═════ DATASET ═════
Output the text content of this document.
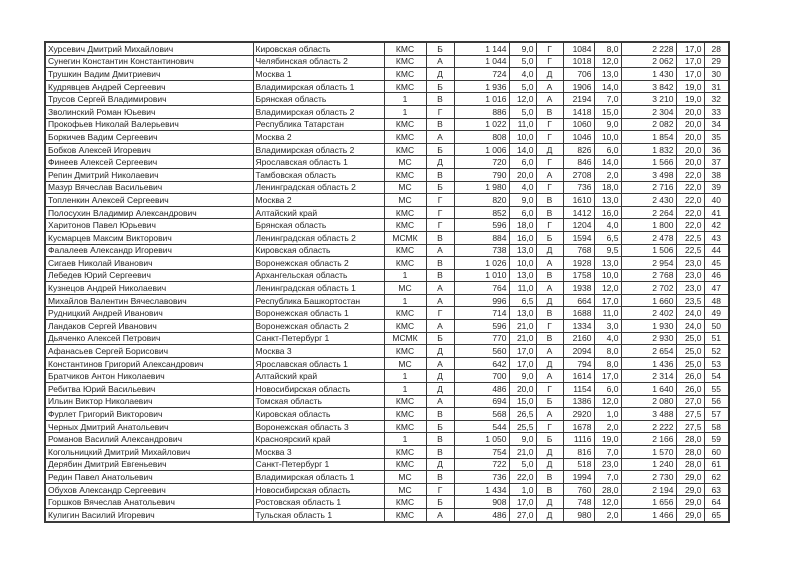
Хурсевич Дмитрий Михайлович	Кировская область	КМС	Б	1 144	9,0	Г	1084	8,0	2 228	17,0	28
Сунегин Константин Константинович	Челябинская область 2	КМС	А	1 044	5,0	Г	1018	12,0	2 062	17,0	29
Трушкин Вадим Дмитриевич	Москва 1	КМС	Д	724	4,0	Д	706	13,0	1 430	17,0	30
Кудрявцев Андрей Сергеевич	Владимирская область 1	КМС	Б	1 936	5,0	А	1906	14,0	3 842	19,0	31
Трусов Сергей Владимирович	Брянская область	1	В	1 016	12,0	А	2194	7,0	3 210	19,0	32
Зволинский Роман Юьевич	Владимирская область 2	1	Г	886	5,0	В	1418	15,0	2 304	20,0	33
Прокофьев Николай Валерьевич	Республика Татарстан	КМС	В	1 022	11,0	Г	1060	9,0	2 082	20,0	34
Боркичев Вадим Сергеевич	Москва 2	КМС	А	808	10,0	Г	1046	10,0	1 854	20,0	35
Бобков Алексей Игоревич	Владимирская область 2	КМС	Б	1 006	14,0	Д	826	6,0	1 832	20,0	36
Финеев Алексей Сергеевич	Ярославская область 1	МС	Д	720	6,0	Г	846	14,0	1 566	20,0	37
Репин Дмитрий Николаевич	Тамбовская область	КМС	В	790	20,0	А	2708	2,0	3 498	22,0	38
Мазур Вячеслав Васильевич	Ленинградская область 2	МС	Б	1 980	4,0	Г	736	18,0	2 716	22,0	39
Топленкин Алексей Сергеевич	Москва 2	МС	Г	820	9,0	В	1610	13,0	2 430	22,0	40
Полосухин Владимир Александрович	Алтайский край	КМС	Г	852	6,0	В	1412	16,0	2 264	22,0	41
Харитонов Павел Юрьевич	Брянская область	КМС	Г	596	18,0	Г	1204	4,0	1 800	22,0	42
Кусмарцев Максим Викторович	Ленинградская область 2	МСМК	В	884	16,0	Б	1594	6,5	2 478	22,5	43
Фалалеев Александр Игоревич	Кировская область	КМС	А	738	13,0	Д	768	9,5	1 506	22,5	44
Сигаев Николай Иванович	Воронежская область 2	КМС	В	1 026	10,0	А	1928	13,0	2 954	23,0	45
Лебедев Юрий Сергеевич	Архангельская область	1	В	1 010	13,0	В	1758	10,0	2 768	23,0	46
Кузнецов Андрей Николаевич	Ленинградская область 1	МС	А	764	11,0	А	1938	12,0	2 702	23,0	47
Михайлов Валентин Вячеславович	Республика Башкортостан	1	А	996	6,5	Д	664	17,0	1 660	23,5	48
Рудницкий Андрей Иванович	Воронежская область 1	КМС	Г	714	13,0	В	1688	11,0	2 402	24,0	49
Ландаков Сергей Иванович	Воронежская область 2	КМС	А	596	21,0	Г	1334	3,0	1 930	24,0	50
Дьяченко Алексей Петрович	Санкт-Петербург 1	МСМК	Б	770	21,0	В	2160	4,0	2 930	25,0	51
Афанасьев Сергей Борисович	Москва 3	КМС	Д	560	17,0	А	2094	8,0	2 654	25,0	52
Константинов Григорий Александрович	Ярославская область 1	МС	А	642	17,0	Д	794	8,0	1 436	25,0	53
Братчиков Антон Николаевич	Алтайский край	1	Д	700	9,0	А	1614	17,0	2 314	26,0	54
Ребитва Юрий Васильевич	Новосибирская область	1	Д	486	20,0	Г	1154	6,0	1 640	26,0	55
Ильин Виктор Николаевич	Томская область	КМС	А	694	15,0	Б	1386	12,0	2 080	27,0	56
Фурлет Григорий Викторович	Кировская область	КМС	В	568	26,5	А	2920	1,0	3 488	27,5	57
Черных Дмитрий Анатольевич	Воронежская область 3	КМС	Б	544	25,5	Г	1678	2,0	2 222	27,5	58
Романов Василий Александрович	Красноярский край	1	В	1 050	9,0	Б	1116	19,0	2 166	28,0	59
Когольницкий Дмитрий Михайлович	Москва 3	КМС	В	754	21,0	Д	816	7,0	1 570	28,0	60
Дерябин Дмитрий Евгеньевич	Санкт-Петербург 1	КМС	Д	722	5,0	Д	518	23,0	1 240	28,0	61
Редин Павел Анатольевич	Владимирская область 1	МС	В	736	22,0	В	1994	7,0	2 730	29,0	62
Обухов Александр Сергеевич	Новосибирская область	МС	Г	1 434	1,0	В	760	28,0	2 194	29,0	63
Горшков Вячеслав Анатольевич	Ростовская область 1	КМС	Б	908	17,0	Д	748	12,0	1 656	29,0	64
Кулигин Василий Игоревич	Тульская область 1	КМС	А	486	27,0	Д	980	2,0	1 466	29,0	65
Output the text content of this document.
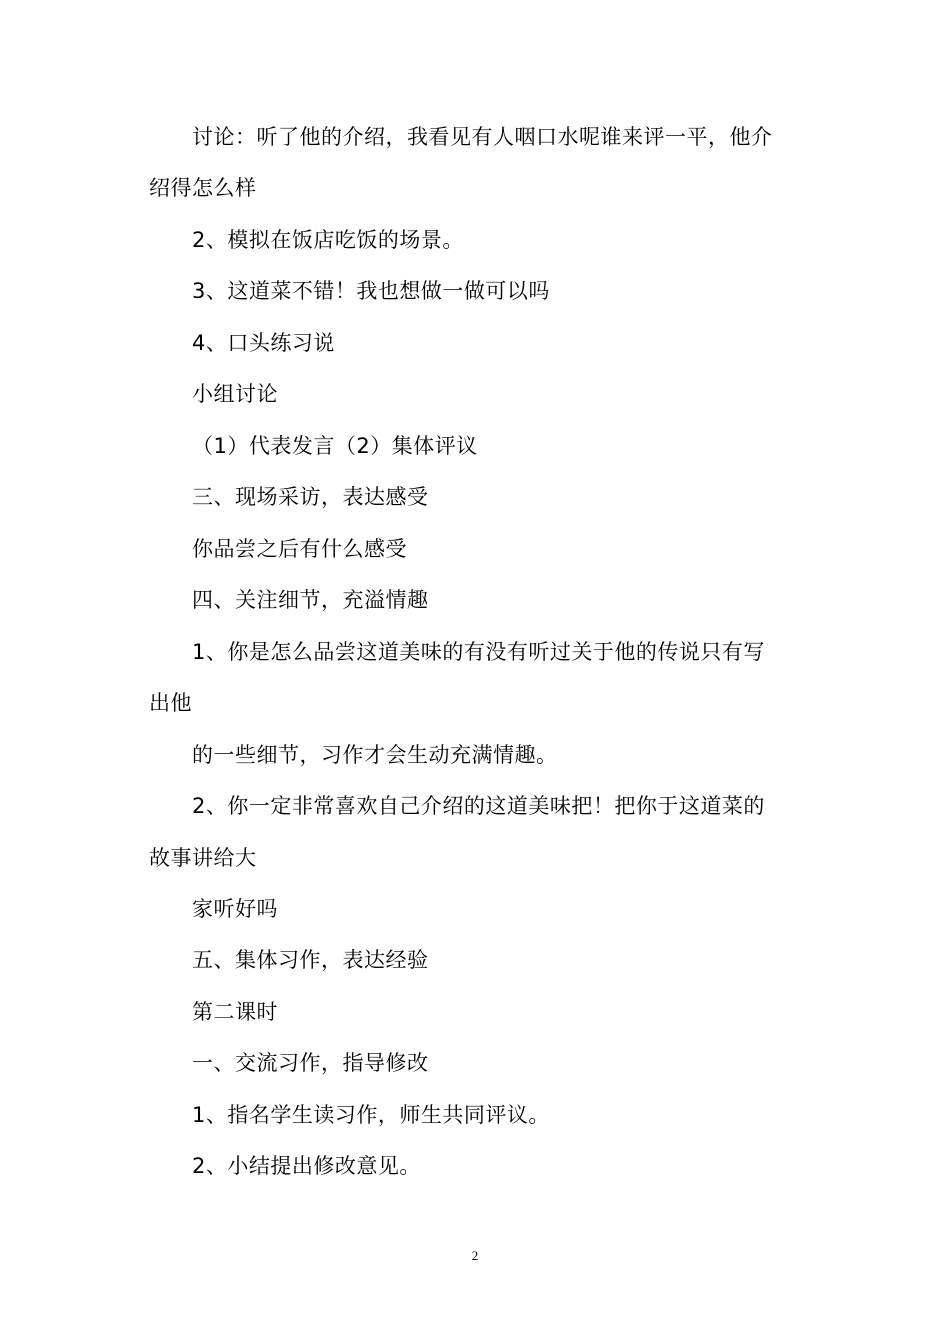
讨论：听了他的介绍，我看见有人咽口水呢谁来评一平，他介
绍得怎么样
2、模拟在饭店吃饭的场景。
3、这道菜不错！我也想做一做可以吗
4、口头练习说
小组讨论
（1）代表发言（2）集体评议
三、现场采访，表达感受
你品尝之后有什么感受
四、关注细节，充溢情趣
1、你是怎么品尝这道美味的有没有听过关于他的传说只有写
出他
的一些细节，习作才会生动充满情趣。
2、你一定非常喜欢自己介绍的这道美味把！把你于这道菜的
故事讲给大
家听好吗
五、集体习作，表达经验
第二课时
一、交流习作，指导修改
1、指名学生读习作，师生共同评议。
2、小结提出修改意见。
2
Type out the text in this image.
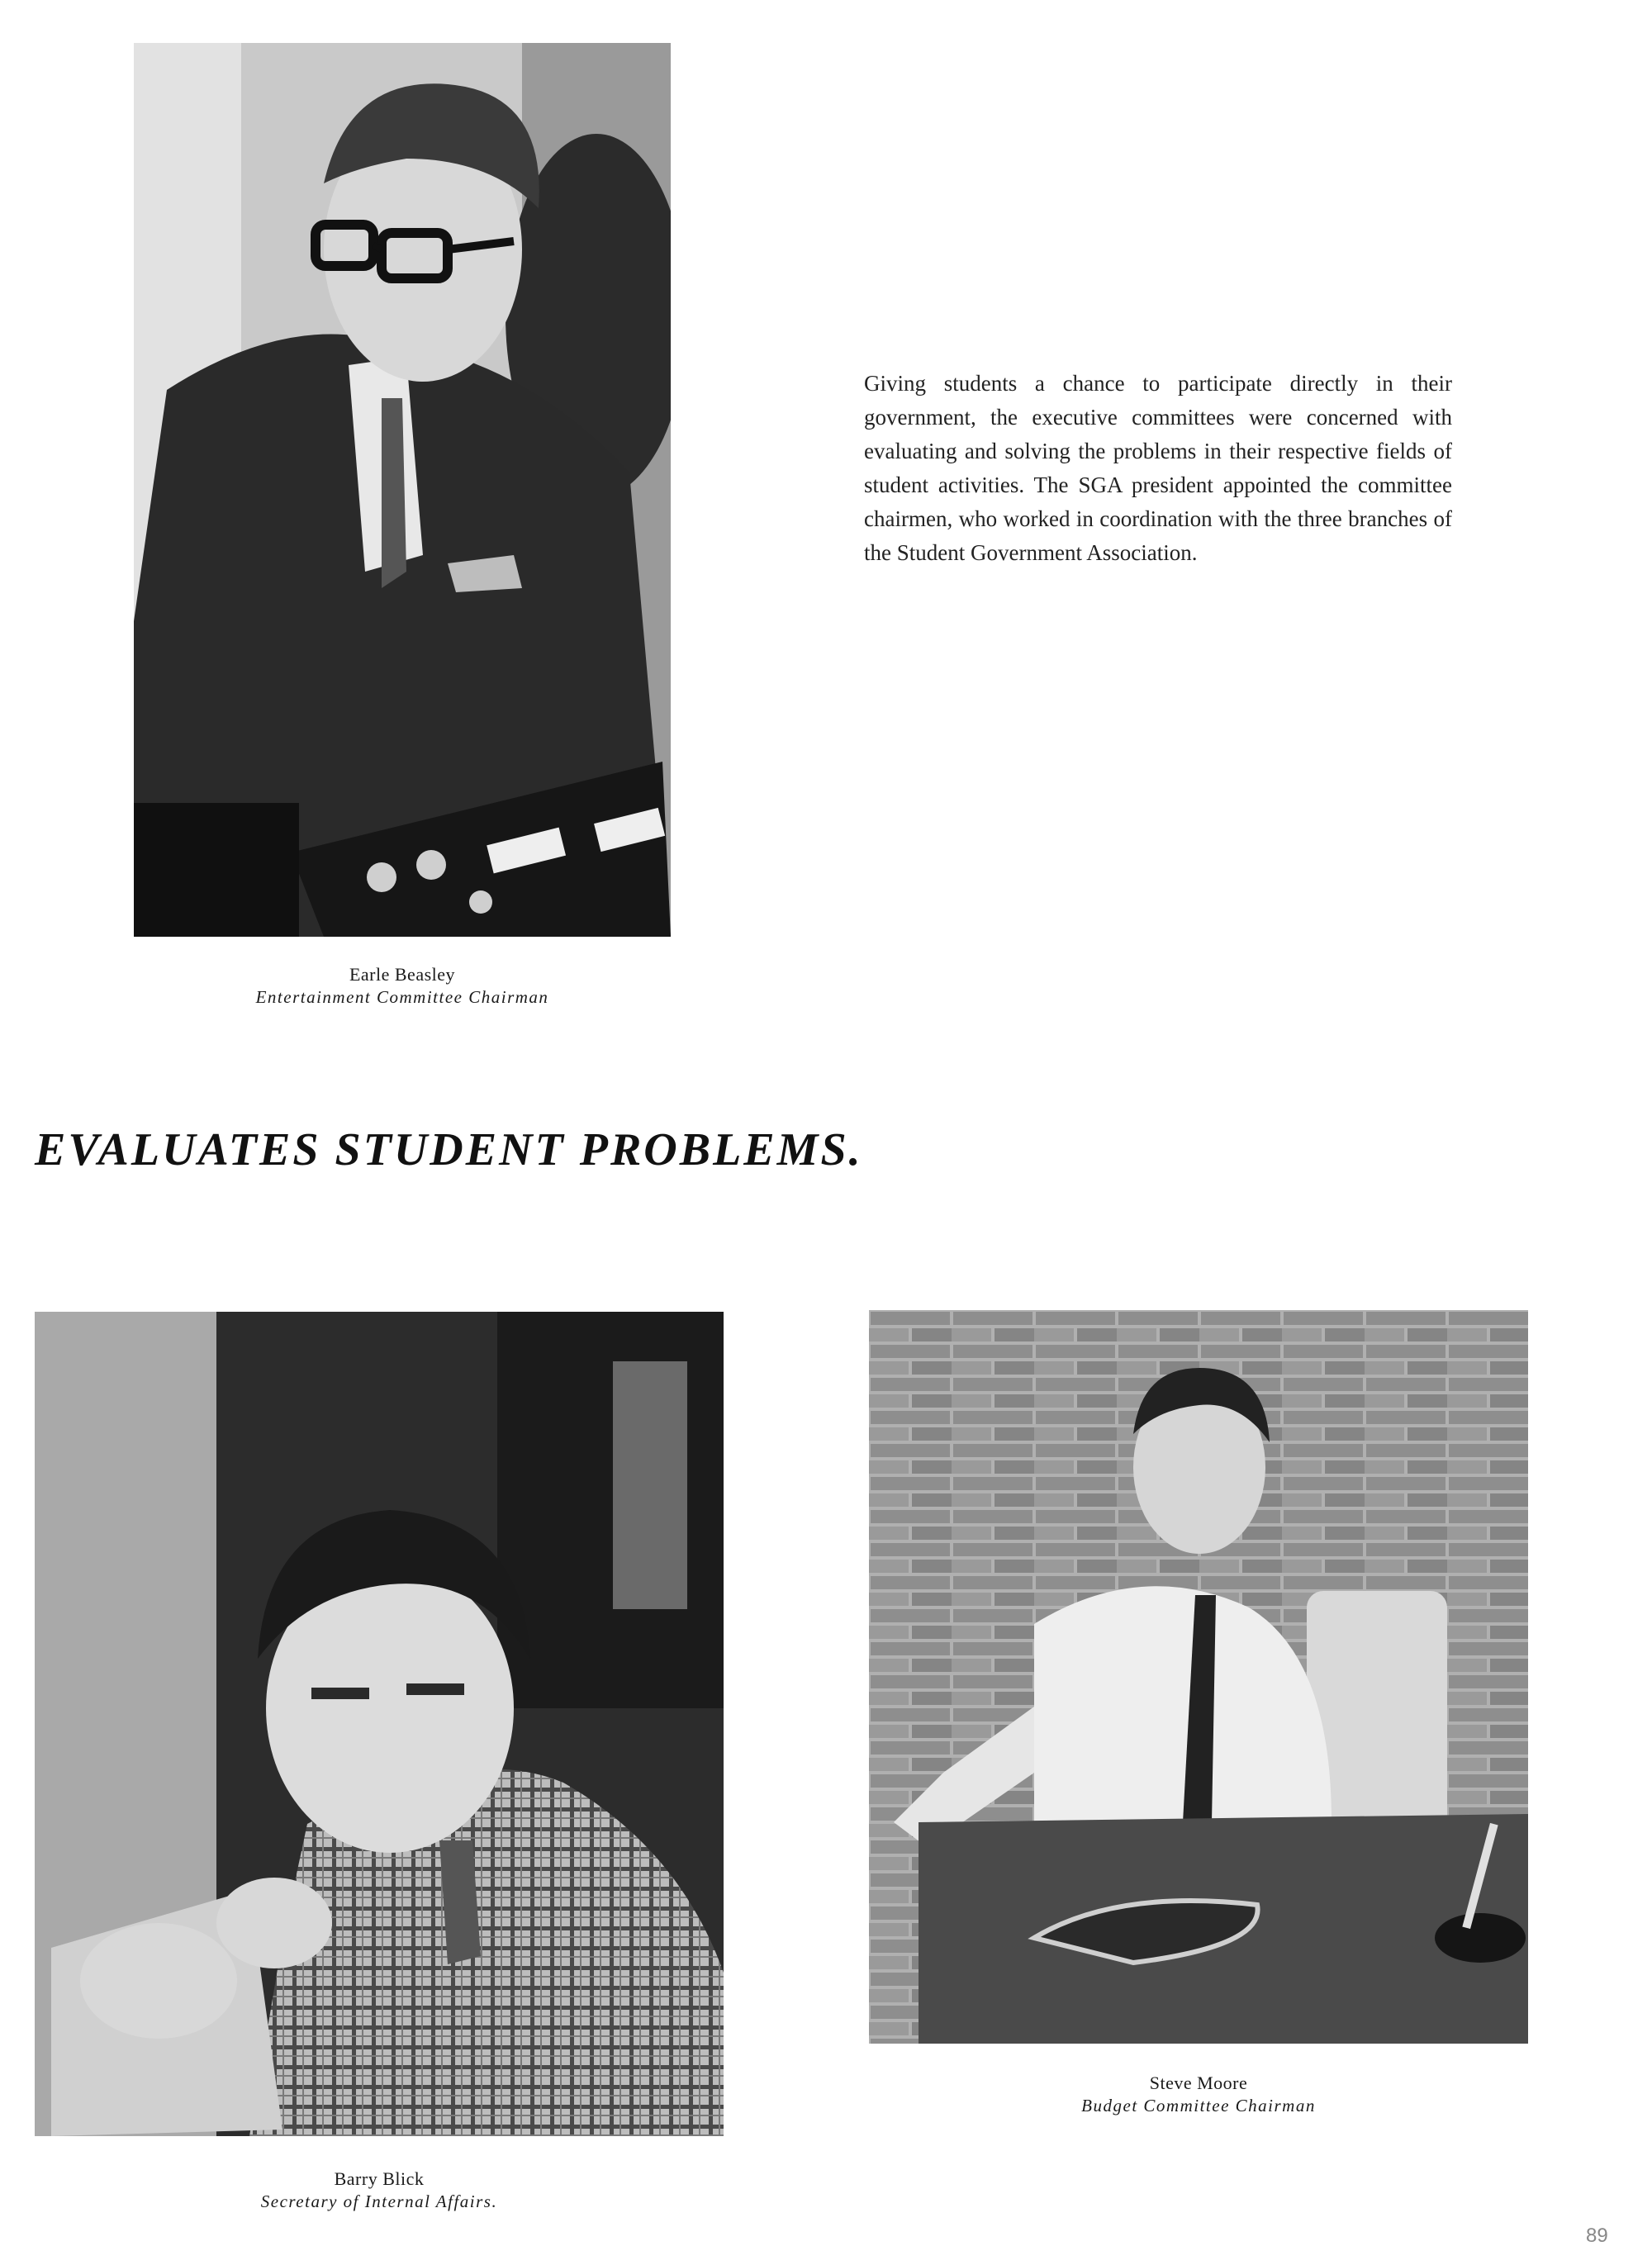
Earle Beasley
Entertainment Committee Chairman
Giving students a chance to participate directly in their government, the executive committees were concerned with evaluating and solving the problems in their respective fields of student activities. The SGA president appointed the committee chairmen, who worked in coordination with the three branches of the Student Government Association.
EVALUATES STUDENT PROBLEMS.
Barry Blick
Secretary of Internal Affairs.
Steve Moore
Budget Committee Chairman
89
═════
» WHAT THE TASK ASKS:
Exactly as they appear, repeat the lines from the one containing "Type out the text in this image." through the last line of the entries, counting both ends. Pictures stay out.

» SOLVED PROBLEM:
Type out the text in this image.
Earle Beasley
Entertainment Committee Chairman
Giving students a chance to participate directly in their government, the executive committees were concerned with evaluating and solving the problems in their respective fields of student activities. The SGA president appointed the committee chairmen, who worked in coordination with the three branches of the Student Government Association.
EVALUATES STUDENT PROBLEMS.
Barry Blick
Secretary of Internal Affairs.
Steve Moore
Budget Committee Chairman
89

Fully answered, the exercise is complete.